▶ _Stated problem_: Pull every line containing the word "达成预期指标" from the records.

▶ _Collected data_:
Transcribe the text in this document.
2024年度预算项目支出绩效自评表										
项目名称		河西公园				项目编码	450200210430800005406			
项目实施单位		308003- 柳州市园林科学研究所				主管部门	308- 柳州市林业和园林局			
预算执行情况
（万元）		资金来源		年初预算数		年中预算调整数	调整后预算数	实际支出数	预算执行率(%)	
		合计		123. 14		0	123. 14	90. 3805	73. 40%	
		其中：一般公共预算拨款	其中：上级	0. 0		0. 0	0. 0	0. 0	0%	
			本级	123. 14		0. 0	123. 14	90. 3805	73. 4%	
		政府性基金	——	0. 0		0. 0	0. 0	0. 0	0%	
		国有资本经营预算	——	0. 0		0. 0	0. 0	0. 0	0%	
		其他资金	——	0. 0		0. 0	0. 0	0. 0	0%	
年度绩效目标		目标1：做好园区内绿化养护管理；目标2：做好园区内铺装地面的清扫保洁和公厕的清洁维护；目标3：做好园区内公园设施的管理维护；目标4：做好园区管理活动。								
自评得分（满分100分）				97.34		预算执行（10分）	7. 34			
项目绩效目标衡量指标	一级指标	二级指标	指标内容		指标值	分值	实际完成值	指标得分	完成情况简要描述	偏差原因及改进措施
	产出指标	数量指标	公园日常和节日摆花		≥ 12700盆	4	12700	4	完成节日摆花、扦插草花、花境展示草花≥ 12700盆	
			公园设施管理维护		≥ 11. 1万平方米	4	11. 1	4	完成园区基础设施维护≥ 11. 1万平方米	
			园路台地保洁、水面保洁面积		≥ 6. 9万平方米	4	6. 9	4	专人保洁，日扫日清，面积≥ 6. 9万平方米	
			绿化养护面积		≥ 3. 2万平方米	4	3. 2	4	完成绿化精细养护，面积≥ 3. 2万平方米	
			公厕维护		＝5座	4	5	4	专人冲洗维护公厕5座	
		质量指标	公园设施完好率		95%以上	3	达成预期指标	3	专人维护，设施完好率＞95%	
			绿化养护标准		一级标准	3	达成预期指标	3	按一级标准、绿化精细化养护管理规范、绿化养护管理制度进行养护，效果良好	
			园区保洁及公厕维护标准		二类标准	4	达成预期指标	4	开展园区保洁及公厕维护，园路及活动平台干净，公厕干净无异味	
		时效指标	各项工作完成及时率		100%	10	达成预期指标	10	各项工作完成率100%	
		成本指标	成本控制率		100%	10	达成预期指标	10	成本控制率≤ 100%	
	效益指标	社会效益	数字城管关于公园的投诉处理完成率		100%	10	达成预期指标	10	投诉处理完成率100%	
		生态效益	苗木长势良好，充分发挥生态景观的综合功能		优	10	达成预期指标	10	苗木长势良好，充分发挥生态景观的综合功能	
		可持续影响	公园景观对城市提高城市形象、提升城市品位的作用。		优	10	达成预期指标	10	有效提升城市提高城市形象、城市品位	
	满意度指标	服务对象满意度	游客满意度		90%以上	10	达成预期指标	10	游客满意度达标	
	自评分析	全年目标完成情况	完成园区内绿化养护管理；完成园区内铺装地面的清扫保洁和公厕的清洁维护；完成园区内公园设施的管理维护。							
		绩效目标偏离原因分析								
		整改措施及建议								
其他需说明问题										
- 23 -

▶ _Task solution_:
		质量指标	公园设施完好率		95%以上	3	达成预期指标	3	专人维护，设施完好率＞95%	
			绿化养护标准		一级标准	3	达成预期指标	3	按一级标准、绿化精细化养护管理规范、绿化养护管理制度进行养护，效果良好	
			园区保洁及公厕维护标准		二类标准	4	达成预期指标	4	开展园区保洁及公厕维护，园路及活动平台干净，公厕干净无异味	
		时效指标	各项工作完成及时率		100%	10	达成预期指标	10	各项工作完成率100%	
		成本指标	成本控制率		100%	10	达成预期指标	10	成本控制率≤ 100%	
	效益指标	社会效益	数字城管关于公园的投诉处理完成率		100%	10	达成预期指标	10	投诉处理完成率100%	
		生态效益	苗木长势良好，充分发挥生态景观的综合功能		优	10	达成预期指标	10	苗木长势良好，充分发挥生态景观的综合功能	
		可持续影响	公园景观对城市提高城市形象、提升城市品位的作用。		优	10	达成预期指标	10	有效提升城市提高城市形象、城市品位	
	满意度指标	服务对象满意度	游客满意度		90%以上	10	达成预期指标	10	游客满意度达标	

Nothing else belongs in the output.